**SELECTED TEXT:**
As the size and complexity of systems increase, so does the software maintenance burden; the proposed framework will reduce the human burden associated with finding and patching vulnerabilities in systems with real-time and physical goals. We expect that the immediate beneficiaries will be numerous, including, for instance, government agencies, automotive and aerospace manufacturers, and tele-communications and energy providers.
Sponsored by:
The U.S. Navy

Lean and Efficient Software: Whole-Program Optimization of Executables
Modern software is typically produced using home-grown or third-party libraries and pre-existing components. Consequently, a finished executable often contains unneeded code, duplicate defensive checks, and extra layers of procedure calls. Such bloat contributes to excess memory footprint, slower performance, and security vulnerabilities (by hosting more return-oriented-programming gadgets an attacker can hijack).
The Layer Collapsing project is devising and prototyping techniques to substantially improve the performance, size, and robustness of binary executables. We are using static and dynamic binary program analysis techniques to perform whole-program optimization directly on compiled programs: specializing library subroutines, removing redundant argument checking and interface layers, eliminating dead code, and improving computational efficiency. A tool that successfully implements this goal will dramatically improve the way software is developed and deployed, providing new optimizations available late in the development process or even by the end user.
Sponsored by:
The U.S. Office of Naval Research (ONR)

**WORK ORDER 1:** Please reproduce, word for word, the part of the sponsored software project descriptions that begins at "The Layer Collapsing" and ends after "Naval Research (ONR)".
**WORK ORDER 2:** Continue the sponsored software project descriptions, starting right after their last line.

**MATERIAL PROVIDED:**
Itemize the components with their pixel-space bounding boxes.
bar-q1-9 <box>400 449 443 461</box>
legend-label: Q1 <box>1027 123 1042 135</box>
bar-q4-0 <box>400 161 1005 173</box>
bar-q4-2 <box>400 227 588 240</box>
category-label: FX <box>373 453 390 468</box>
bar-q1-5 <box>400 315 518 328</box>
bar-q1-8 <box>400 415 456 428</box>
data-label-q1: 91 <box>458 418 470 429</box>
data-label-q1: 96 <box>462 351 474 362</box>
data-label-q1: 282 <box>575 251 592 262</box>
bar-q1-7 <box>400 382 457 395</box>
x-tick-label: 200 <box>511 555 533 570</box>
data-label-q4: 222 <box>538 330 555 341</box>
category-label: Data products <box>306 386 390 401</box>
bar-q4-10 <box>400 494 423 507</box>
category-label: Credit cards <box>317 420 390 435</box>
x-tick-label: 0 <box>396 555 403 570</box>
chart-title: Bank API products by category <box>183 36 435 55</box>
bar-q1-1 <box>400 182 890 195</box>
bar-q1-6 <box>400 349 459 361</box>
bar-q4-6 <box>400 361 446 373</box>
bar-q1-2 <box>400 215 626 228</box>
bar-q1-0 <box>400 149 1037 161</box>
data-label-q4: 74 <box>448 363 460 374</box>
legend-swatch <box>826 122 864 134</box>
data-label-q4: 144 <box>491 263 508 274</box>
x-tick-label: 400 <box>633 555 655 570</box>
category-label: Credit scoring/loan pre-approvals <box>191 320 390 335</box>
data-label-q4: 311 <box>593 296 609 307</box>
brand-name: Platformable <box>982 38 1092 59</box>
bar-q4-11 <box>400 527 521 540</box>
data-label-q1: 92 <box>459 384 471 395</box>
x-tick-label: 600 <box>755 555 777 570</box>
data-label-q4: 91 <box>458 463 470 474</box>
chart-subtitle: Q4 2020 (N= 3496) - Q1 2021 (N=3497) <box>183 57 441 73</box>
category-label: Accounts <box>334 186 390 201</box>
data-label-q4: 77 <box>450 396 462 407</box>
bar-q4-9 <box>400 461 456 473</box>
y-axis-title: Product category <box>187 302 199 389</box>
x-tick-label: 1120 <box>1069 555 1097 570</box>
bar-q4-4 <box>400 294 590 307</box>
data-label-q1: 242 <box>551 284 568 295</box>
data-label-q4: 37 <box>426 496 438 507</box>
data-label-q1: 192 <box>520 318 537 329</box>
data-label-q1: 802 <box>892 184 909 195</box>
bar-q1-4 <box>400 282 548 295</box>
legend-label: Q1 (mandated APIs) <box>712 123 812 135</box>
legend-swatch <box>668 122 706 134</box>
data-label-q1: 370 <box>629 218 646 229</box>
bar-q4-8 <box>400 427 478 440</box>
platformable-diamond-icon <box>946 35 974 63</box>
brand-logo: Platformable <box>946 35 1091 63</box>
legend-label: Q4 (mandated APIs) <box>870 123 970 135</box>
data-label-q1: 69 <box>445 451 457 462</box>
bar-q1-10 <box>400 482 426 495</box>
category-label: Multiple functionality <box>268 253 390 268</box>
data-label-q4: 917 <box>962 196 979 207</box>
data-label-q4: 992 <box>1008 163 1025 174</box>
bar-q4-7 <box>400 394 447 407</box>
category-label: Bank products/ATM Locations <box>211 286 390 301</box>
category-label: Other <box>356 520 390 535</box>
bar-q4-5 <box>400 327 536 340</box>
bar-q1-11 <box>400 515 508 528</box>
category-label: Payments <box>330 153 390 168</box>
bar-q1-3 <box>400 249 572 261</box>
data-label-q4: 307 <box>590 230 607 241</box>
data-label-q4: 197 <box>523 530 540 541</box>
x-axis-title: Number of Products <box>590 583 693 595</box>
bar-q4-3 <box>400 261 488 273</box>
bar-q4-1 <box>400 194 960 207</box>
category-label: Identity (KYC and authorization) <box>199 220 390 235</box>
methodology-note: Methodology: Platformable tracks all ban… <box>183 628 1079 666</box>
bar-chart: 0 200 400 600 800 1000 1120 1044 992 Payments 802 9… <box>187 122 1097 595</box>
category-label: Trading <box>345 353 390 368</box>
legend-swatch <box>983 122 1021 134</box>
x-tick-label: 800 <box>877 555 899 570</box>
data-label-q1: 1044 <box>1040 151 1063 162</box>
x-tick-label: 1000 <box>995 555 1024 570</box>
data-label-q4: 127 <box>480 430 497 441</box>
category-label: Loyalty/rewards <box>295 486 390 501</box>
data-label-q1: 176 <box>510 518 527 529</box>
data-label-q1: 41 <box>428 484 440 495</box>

**RESPONSE 1:**
The Layer Collapsing project is devising and prototyping techniques to substantially improve the performance, size, and robustness of binary executables. We are using static and dynamic binary program analysis techniques to perform whole-program optimization directly on compiled programs: specializing library subroutines, removing redundant argument checking and interface layers, eliminating dead code, and improving computational efficiency. A tool that successfully implements this goal will dramatically improve the way software is developed and deployed, providing new optimizations available late in the development process or even by the end user.
Sponsored by:
The U.S. Office of Naval Research (ONR)

**RESPONSE 2:**
Virtual Trusted Platform Module
Trusted Platform Module (TPM) devices provide the core root of trust for modern computer systems. These devices are used for secure, trusted, and measured boot approaches as well as to secure data for user applications such as Microsoft's Bitlocker technology. However, more and more systems are now virtualized in the cloud. Currently, hypervisor technologies either do not provide guests with the needed TPM functionality, or provide a limited and insecure virtual TPM approach. GrammaTech proposes the development of a secured virtual TPM server technology, which can be leveraged by all hypervisor systems to provide guests with virtual TPM instances. The approach will leverage hardware-enforced isolation mechanisms and the physical TPM of the system to ensure guests have exclusive access to an assigned virtual TPM. In addition, by creating an interface for QEMU, many common hypervisors will be immediately able to leverage the technology. During this development, GrammaTech will be seeking to combine this technology with both existing hypervisors and GrammaTech's own secure hypervisor technology. Our approach has the advantage of the flexibility to be applied anywhere, while providing a new level of security to the virtual TPM.
GrammaTech will provide a virtual TPM server technology be added to most virtualization systems. The benefits of our approach are adaptability and security. The developed technology will be applied to both existing hypervisor solutions and GrammaTech's secure hypervisor solution, to provide additional security capabilities to guests of cloud systems. This will enable new security measures to be taken to protect guest systems, including secure boot and measured root of trust for users of cloud technology.